:: Given records ::

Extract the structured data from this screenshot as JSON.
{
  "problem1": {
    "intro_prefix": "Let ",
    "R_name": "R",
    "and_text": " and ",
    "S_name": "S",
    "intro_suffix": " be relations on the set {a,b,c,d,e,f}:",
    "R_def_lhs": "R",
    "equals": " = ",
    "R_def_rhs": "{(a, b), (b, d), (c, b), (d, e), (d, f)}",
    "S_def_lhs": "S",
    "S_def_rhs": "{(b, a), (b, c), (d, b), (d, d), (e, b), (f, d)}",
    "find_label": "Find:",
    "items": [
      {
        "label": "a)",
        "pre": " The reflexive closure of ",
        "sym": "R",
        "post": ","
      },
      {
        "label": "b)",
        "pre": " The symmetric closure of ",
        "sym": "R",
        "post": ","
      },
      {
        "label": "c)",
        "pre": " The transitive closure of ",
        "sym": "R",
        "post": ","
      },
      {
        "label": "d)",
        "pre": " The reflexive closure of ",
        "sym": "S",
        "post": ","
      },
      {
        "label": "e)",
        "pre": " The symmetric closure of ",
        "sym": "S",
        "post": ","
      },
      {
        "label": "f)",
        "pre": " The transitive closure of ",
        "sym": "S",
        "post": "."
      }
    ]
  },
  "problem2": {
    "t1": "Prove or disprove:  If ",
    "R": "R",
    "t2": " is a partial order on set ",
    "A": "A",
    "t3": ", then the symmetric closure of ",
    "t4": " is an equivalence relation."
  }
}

:::

▸ Exercise prompt:
Please return the data above exactly as given.

▸ Exercise result:
Extract the structured data from this screenshot as JSON.
{
  "problem1": {
    "intro_prefix": "Let ",
    "R_name": "R",
    "and_text": " and ",
    "S_name": "S",
    "intro_suffix": " be relations on the set {a,b,c,d,e,f}:",
    "R_def_lhs": "R",
    "equals": " = ",
    "R_def_rhs": "{(a, b), (b, d), (c, b), (d, e), (d, f)}",
    "S_def_lhs": "S",
    "S_def_rhs": "{(b, a), (b, c), (d, b), (d, d), (e, b), (f, d)}",
    "find_label": "Find:",
    "items": [
      {
        "label": "a)",
        "pre": " The reflexive closure of ",
        "sym": "R",
        "post": ","
      },
      {
        "label": "b)",
        "pre": " The symmetric closure of ",
        "sym": "R",
        "post": ","
      },
      {
        "label": "c)",
        "pre": " The transitive closure of ",
        "sym": "R",
        "post": ","
      },
      {
        "label": "d)",
        "pre": " The reflexive closure of ",
        "sym": "S",
        "post": ","
      },
      {
        "label": "e)",
        "pre": " The symmetric closure of ",
        "sym": "S",
        "post": ","
      },
      {
        "label": "f)",
        "pre": " The transitive closure of ",
        "sym": "S",
        "post": "."
      }
    ]
  },
  "problem2": {
    "t1": "Prove or disprove:  If ",
    "R": "R",
    "t2": " is a partial order on set ",
    "A": "A",
    "t3": ", then the symmetric closure of ",
    "t4": " is an equivalence relation."
  }
}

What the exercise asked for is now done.